**What is being asked:** Print the entries in full, word for word, but not the pictures.
[start Provided records]
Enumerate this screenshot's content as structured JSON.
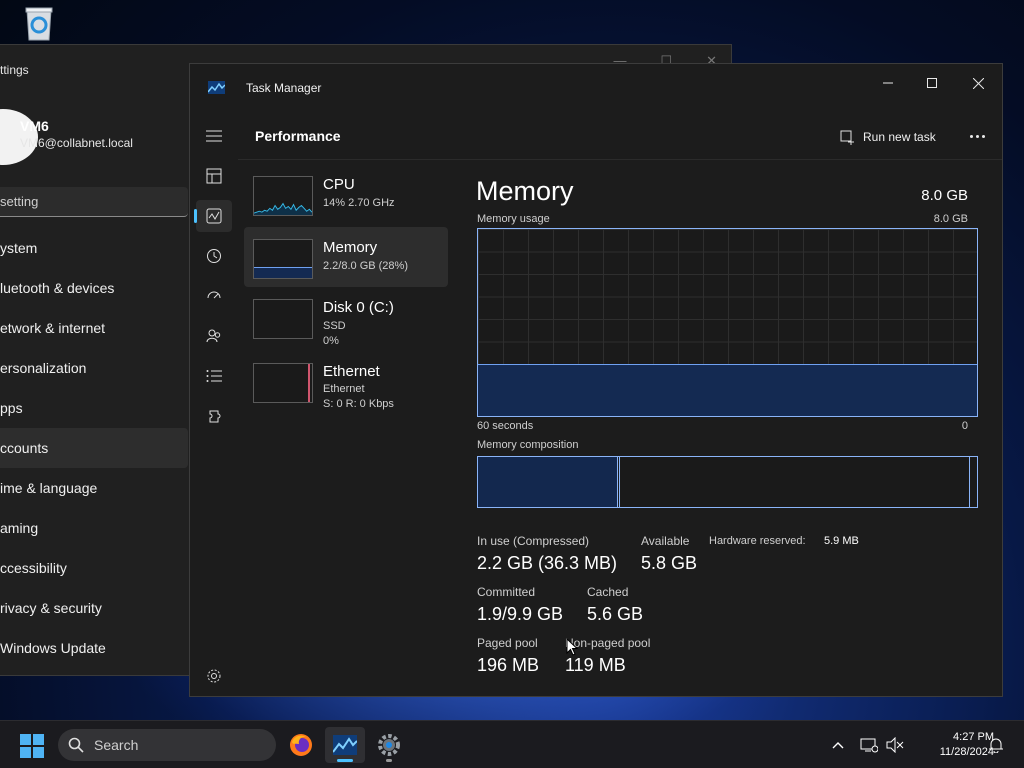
{
  "settings": {
    "title": "ttings",
    "user_name": "VM6",
    "user_email": "VM6@collabnet.local",
    "search_placeholder": "setting",
    "nav": [
      "ystem",
      "luetooth & devices",
      "etwork & internet",
      "ersonalization",
      "pps",
      "ccounts",
      "ime & language",
      "aming",
      "ccessibility",
      "rivacy & security",
      "Windows Update"
    ],
    "active_index": 5
  },
  "task_manager": {
    "title": "Task Manager",
    "page_title": "Performance",
    "run_new_task": "Run new task",
    "rail_icons": [
      "hamburger-menu-icon",
      "processes-icon",
      "performance-icon",
      "app-history-icon",
      "startup-apps-icon",
      "users-icon",
      "details-icon",
      "services-icon",
      "settings-icon"
    ],
    "list": [
      {
        "name": "CPU",
        "line1": "14%  2.70 GHz",
        "line2": ""
      },
      {
        "name": "Memory",
        "line1": "2.2/8.0 GB (28%)",
        "line2": ""
      },
      {
        "name": "Disk 0 (C:)",
        "line1": "SSD",
        "line2": "0%"
      },
      {
        "name": "Ethernet",
        "line1": "Ethernet",
        "line2": "S: 0  R: 0 Kbps"
      }
    ],
    "active_item": 1,
    "memory": {
      "heading": "Memory",
      "total": "8.0 GB",
      "usage_label": "Memory usage",
      "usage_max": "8.0 GB",
      "usage_fraction": 0.28,
      "time_left": "60 seconds",
      "time_right": "0",
      "composition_label": "Memory composition",
      "composition": {
        "in_use": 0.28,
        "modified": 0.005,
        "standby": 0.7
      },
      "stats": {
        "in_use_label": "In use (Compressed)",
        "in_use_value": "2.2 GB (36.3 MB)",
        "available_label": "Available",
        "available_value": "5.8 GB",
        "hw_reserved_label": "Hardware reserved:",
        "hw_reserved_value": "5.9 MB",
        "committed_label": "Committed",
        "committed_value": "1.9/9.9 GB",
        "cached_label": "Cached",
        "cached_value": "5.6 GB",
        "paged_label": "Paged pool",
        "paged_value": "196 MB",
        "nonpaged_label": "Non-paged pool",
        "nonpaged_value": "119 MB"
      }
    }
  },
  "taskbar": {
    "search_label": "Search",
    "time": "4:27 PM",
    "date": "11/28/2024",
    "accent": "#4cc2ff"
  }
}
[end Provided records]
**Result of this task:**
Enumerate this screenshot's content as structured JSON.
{
  "settings": {
    "title": "ttings",
    "user_name": "VM6",
    "user_email": "VM6@collabnet.local",
    "search_placeholder": "setting",
    "nav": [
      "ystem",
      "luetooth & devices",
      "etwork & internet",
      "ersonalization",
      "pps",
      "ccounts",
      "ime & language",
      "aming",
      "ccessibility",
      "rivacy & security",
      "Windows Update"
    ],
    "active_index": 5
  },
  "task_manager": {
    "title": "Task Manager",
    "page_title": "Performance",
    "run_new_task": "Run new task",
    "rail_icons": [
      "hamburger-menu-icon",
      "processes-icon",
      "performance-icon",
      "app-history-icon",
      "startup-apps-icon",
      "users-icon",
      "details-icon",
      "services-icon",
      "settings-icon"
    ],
    "list": [
      {
        "name": "CPU",
        "line1": "14%  2.70 GHz",
        "line2": ""
      },
      {
        "name": "Memory",
        "line1": "2.2/8.0 GB (28%)",
        "line2": ""
      },
      {
        "name": "Disk 0 (C:)",
        "line1": "SSD",
        "line2": "0%"
      },
      {
        "name": "Ethernet",
        "line1": "Ethernet",
        "line2": "S: 0  R: 0 Kbps"
      }
    ],
    "active_item": 1,
    "memory": {
      "heading": "Memory",
      "total": "8.0 GB",
      "usage_label": "Memory usage",
      "usage_max": "8.0 GB",
      "usage_fraction": 0.28,
      "time_left": "60 seconds",
      "time_right": "0",
      "composition_label": "Memory composition",
      "composition": {
        "in_use": 0.28,
        "modified": 0.005,
        "standby": 0.7
      },
      "stats": {
        "in_use_label": "In use (Compressed)",
        "in_use_value": "2.2 GB (36.3 MB)",
        "available_label": "Available",
        "available_value": "5.8 GB",
        "hw_reserved_label": "Hardware reserved:",
        "hw_reserved_value": "5.9 MB",
        "committed_label": "Committed",
        "committed_value": "1.9/9.9 GB",
        "cached_label": "Cached",
        "cached_value": "5.6 GB",
        "paged_label": "Paged pool",
        "paged_value": "196 MB",
        "nonpaged_label": "Non-paged pool",
        "nonpaged_value": "119 MB"
      }
    }
  },
  "taskbar": {
    "search_label": "Search",
    "time": "4:27 PM",
    "date": "11/28/2024",
    "accent": "#4cc2ff"
  }
}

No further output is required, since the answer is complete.